The data:
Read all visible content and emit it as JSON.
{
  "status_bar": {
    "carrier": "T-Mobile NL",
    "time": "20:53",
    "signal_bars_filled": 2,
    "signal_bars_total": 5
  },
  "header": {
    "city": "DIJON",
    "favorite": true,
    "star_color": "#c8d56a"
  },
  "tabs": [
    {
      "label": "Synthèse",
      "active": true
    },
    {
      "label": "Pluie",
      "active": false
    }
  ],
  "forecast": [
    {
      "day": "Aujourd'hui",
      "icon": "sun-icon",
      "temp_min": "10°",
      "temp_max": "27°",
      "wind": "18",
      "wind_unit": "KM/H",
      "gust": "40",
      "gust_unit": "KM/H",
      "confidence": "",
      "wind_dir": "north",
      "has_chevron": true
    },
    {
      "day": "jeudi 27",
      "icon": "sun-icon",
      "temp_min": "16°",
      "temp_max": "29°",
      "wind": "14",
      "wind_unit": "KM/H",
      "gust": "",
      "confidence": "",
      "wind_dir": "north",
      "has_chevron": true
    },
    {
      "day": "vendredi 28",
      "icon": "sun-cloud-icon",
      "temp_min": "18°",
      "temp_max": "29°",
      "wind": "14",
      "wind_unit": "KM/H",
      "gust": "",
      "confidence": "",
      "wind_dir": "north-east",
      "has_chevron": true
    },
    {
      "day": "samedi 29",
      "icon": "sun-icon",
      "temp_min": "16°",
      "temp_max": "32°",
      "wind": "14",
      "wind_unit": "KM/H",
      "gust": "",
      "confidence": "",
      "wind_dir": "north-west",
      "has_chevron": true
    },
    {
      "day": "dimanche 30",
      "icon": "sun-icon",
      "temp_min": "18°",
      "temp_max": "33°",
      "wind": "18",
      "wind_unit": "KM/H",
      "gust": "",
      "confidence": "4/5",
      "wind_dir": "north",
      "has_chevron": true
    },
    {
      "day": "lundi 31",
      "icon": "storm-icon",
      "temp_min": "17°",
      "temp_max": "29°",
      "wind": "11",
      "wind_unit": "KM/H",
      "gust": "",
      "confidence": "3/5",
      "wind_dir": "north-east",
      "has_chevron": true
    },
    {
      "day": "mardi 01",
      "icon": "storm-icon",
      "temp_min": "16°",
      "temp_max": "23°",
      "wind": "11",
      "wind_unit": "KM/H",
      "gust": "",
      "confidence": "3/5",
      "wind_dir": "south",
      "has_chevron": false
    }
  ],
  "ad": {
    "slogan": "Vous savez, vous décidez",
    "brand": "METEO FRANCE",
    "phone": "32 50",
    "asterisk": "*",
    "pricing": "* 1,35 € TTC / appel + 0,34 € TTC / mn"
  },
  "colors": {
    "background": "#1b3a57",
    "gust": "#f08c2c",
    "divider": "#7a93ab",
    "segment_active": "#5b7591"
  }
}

Exercise prompt:
Every entry must be quoted exactly as it appears above.

Written response:
Read all visible content and emit it as JSON.
{
  "status_bar": {
    "carrier": "T-Mobile NL",
    "time": "20:53",
    "signal_bars_filled": 2,
    "signal_bars_total": 5
  },
  "header": {
    "city": "DIJON",
    "favorite": true,
    "star_color": "#c8d56a"
  },
  "tabs": [
    {
      "label": "Synthèse",
      "active": true
    },
    {
      "label": "Pluie",
      "active": false
    }
  ],
  "forecast": [
    {
      "day": "Aujourd'hui",
      "icon": "sun-icon",
      "temp_min": "10°",
      "temp_max": "27°",
      "wind": "18",
      "wind_unit": "KM/H",
      "gust": "40",
      "gust_unit": "KM/H",
      "confidence": "",
      "wind_dir": "north",
      "has_chevron": true
    },
    {
      "day": "jeudi 27",
      "icon": "sun-icon",
      "temp_min": "16°",
      "temp_max": "29°",
      "wind": "14",
      "wind_unit": "KM/H",
      "gust": "",
      "confidence": "",
      "wind_dir": "north",
      "has_chevron": true
    },
    {
      "day": "vendredi 28",
      "icon": "sun-cloud-icon",
      "temp_min": "18°",
      "temp_max": "29°",
      "wind": "14",
      "wind_unit": "KM/H",
      "gust": "",
      "confidence": "",
      "wind_dir": "north-east",
      "has_chevron": true
    },
    {
      "day": "samedi 29",
      "icon": "sun-icon",
      "temp_min": "16°",
      "temp_max": "32°",
      "wind": "14",
      "wind_unit": "KM/H",
      "gust": "",
      "confidence": "",
      "wind_dir": "north-west",
      "has_chevron": true
    },
    {
      "day": "dimanche 30",
      "icon": "sun-icon",
      "temp_min": "18°",
      "temp_max": "33°",
      "wind": "18",
      "wind_unit": "KM/H",
      "gust": "",
      "confidence": "4/5",
      "wind_dir": "north",
      "has_chevron": true
    },
    {
      "day": "lundi 31",
      "icon": "storm-icon",
      "temp_min": "17°",
      "temp_max": "29°",
      "wind": "11",
      "wind_unit": "KM/H",
      "gust": "",
      "confidence": "3/5",
      "wind_dir": "north-east",
      "has_chevron": true
    },
    {
      "day": "mardi 01",
      "icon": "storm-icon",
      "temp_min": "16°",
      "temp_max": "23°",
      "wind": "11",
      "wind_unit": "KM/H",
      "gust": "",
      "confidence": "3/5",
      "wind_dir": "south",
      "has_chevron": false
    }
  ],
  "ad": {
    "slogan": "Vous savez, vous décidez",
    "brand": "METEO FRANCE",
    "phone": "32 50",
    "asterisk": "*",
    "pricing": "* 1,35 € TTC / appel + 0,34 € TTC / mn"
  },
  "colors": {
    "background": "#1b3a57",
    "gust": "#f08c2c",
    "divider": "#7a93ab",
    "segment_active": "#5b7591"
  }
}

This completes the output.